[START MATERIALS PROVIDED]

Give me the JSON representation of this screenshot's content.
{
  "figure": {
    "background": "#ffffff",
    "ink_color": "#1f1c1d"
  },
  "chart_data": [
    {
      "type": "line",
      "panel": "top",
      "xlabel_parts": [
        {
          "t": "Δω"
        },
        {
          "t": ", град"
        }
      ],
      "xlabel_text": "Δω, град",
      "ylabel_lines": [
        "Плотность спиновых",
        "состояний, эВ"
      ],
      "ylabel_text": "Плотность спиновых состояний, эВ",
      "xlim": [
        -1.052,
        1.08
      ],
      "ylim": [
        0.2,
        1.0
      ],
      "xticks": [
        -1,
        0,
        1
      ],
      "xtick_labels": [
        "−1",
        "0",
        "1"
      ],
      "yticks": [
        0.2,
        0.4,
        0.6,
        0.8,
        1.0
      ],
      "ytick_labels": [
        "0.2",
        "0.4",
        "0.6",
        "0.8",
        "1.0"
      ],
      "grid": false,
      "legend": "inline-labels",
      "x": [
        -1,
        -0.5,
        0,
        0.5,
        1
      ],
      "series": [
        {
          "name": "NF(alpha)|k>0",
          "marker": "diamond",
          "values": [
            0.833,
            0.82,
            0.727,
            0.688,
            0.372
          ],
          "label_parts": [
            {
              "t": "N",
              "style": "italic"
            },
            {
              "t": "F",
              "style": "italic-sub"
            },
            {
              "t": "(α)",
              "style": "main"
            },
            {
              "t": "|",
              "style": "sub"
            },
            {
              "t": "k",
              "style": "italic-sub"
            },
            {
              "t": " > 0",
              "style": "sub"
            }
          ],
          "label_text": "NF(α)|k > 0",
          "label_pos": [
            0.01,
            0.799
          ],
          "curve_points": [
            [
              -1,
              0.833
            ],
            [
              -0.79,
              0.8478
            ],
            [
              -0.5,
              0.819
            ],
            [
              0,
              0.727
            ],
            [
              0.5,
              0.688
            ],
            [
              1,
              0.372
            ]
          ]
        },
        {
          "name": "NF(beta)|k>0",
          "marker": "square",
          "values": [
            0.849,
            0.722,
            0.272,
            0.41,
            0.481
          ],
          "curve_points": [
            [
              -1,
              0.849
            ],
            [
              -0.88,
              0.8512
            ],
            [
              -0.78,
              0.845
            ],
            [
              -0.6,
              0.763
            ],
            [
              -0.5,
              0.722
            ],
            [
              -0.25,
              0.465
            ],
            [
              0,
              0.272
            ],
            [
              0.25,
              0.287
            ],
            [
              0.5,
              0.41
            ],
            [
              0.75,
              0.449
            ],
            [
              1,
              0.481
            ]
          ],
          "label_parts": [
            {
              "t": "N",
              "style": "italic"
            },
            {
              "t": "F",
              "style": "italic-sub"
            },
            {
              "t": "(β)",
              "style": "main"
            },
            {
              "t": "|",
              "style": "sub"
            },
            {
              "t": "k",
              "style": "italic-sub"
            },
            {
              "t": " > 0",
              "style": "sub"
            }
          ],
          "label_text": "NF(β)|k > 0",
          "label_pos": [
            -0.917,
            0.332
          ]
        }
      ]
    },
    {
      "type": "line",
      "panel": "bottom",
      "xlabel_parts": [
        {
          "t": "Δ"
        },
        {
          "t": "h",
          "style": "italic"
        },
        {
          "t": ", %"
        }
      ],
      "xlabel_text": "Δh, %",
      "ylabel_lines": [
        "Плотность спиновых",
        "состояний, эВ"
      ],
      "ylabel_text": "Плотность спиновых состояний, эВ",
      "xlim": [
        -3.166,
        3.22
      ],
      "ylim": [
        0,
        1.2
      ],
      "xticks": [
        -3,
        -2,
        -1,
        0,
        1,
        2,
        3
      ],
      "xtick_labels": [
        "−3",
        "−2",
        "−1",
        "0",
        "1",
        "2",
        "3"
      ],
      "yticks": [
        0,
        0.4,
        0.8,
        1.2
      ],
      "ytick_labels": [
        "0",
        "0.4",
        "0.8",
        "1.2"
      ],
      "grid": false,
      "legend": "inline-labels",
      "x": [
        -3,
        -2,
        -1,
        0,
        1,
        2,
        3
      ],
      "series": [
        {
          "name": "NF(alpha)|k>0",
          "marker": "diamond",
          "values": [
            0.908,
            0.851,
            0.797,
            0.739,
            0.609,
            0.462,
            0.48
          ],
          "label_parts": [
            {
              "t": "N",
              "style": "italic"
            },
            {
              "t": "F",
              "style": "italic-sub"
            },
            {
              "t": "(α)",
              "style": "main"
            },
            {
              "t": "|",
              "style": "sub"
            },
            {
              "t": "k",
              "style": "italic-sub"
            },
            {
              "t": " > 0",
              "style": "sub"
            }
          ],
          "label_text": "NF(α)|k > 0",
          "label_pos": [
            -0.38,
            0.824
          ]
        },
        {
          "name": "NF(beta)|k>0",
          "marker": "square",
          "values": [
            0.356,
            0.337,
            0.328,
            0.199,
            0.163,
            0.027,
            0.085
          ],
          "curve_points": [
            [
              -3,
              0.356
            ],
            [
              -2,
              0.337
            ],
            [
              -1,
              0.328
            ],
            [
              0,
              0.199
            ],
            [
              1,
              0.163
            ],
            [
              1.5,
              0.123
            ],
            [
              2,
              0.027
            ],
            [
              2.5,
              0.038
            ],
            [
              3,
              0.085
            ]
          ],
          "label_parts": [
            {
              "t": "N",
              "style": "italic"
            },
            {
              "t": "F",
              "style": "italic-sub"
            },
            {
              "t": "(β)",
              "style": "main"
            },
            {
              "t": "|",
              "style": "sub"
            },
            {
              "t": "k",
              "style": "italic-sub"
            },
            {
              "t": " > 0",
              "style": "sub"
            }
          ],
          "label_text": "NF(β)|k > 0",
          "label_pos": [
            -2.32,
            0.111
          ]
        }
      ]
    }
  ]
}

[END MATERIALS PROVIDED]

REQUEST: Print every entry exactly as it appears.

WORKED SOLUTION:
Give me the JSON representation of this screenshot's content.
{
  "figure": {
    "background": "#ffffff",
    "ink_color": "#1f1c1d"
  },
  "chart_data": [
    {
      "type": "line",
      "panel": "top",
      "xlabel_parts": [
        {
          "t": "Δω"
        },
        {
          "t": ", град"
        }
      ],
      "xlabel_text": "Δω, град",
      "ylabel_lines": [
        "Плотность спиновых",
        "состояний, эВ"
      ],
      "ylabel_text": "Плотность спиновых состояний, эВ",
      "xlim": [
        -1.052,
        1.08
      ],
      "ylim": [
        0.2,
        1.0
      ],
      "xticks": [
        -1,
        0,
        1
      ],
      "xtick_labels": [
        "−1",
        "0",
        "1"
      ],
      "yticks": [
        0.2,
        0.4,
        0.6,
        0.8,
        1.0
      ],
      "ytick_labels": [
        "0.2",
        "0.4",
        "0.6",
        "0.8",
        "1.0"
      ],
      "grid": false,
      "legend": "inline-labels",
      "x": [
        -1,
        -0.5,
        0,
        0.5,
        1
      ],
      "series": [
        {
          "name": "NF(alpha)|k>0",
          "marker": "diamond",
          "values": [
            0.833,
            0.82,
            0.727,
            0.688,
            0.372
          ],
          "label_parts": [
            {
              "t": "N",
              "style": "italic"
            },
            {
              "t": "F",
              "style": "italic-sub"
            },
            {
              "t": "(α)",
              "style": "main"
            },
            {
              "t": "|",
              "style": "sub"
            },
            {
              "t": "k",
              "style": "italic-sub"
            },
            {
              "t": " > 0",
              "style": "sub"
            }
          ],
          "label_text": "NF(α)|k > 0",
          "label_pos": [
            0.01,
            0.799
          ],
          "curve_points": [
            [
              -1,
              0.833
            ],
            [
              -0.79,
              0.8478
            ],
            [
              -0.5,
              0.819
            ],
            [
              0,
              0.727
            ],
            [
              0.5,
              0.688
            ],
            [
              1,
              0.372
            ]
          ]
        },
        {
          "name": "NF(beta)|k>0",
          "marker": "square",
          "values": [
            0.849,
            0.722,
            0.272,
            0.41,
            0.481
          ],
          "curve_points": [
            [
              -1,
              0.849
            ],
            [
              -0.88,
              0.8512
            ],
            [
              -0.78,
              0.845
            ],
            [
              -0.6,
              0.763
            ],
            [
              -0.5,
              0.722
            ],
            [
              -0.25,
              0.465
            ],
            [
              0,
              0.272
            ],
            [
              0.25,
              0.287
            ],
            [
              0.5,
              0.41
            ],
            [
              0.75,
              0.449
            ],
            [
              1,
              0.481
            ]
          ],
          "label_parts": [
            {
              "t": "N",
              "style": "italic"
            },
            {
              "t": "F",
              "style": "italic-sub"
            },
            {
              "t": "(β)",
              "style": "main"
            },
            {
              "t": "|",
              "style": "sub"
            },
            {
              "t": "k",
              "style": "italic-sub"
            },
            {
              "t": " > 0",
              "style": "sub"
            }
          ],
          "label_text": "NF(β)|k > 0",
          "label_pos": [
            -0.917,
            0.332
          ]
        }
      ]
    },
    {
      "type": "line",
      "panel": "bottom",
      "xlabel_parts": [
        {
          "t": "Δ"
        },
        {
          "t": "h",
          "style": "italic"
        },
        {
          "t": ", %"
        }
      ],
      "xlabel_text": "Δh, %",
      "ylabel_lines": [
        "Плотность спиновых",
        "состояний, эВ"
      ],
      "ylabel_text": "Плотность спиновых состояний, эВ",
      "xlim": [
        -3.166,
        3.22
      ],
      "ylim": [
        0,
        1.2
      ],
      "xticks": [
        -3,
        -2,
        -1,
        0,
        1,
        2,
        3
      ],
      "xtick_labels": [
        "−3",
        "−2",
        "−1",
        "0",
        "1",
        "2",
        "3"
      ],
      "yticks": [
        0,
        0.4,
        0.8,
        1.2
      ],
      "ytick_labels": [
        "0",
        "0.4",
        "0.8",
        "1.2"
      ],
      "grid": false,
      "legend": "inline-labels",
      "x": [
        -3,
        -2,
        -1,
        0,
        1,
        2,
        3
      ],
      "series": [
        {
          "name": "NF(alpha)|k>0",
          "marker": "diamond",
          "values": [
            0.908,
            0.851,
            0.797,
            0.739,
            0.609,
            0.462,
            0.48
          ],
          "label_parts": [
            {
              "t": "N",
              "style": "italic"
            },
            {
              "t": "F",
              "style": "italic-sub"
            },
            {
              "t": "(α)",
              "style": "main"
            },
            {
              "t": "|",
              "style": "sub"
            },
            {
              "t": "k",
              "style": "italic-sub"
            },
            {
              "t": " > 0",
              "style": "sub"
            }
          ],
          "label_text": "NF(α)|k > 0",
          "label_pos": [
            -0.38,
            0.824
          ]
        },
        {
          "name": "NF(beta)|k>0",
          "marker": "square",
          "values": [
            0.356,
            0.337,
            0.328,
            0.199,
            0.163,
            0.027,
            0.085
          ],
          "curve_points": [
            [
              -3,
              0.356
            ],
            [
              -2,
              0.337
            ],
            [
              -1,
              0.328
            ],
            [
              0,
              0.199
            ],
            [
              1,
              0.163
            ],
            [
              1.5,
              0.123
            ],
            [
              2,
              0.027
            ],
            [
              2.5,
              0.038
            ],
            [
              3,
              0.085
            ]
          ],
          "label_parts": [
            {
              "t": "N",
              "style": "italic"
            },
            {
              "t": "F",
              "style": "italic-sub"
            },
            {
              "t": "(β)",
              "style": "main"
            },
            {
              "t": "|",
              "style": "sub"
            },
            {
              "t": "k",
              "style": "italic-sub"
            },
            {
              "t": " > 0",
              "style": "sub"
            }
          ],
          "label_text": "NF(β)|k > 0",
          "label_pos": [
            -2.32,
            0.111
          ]
        }
      ]
    }
  ]
}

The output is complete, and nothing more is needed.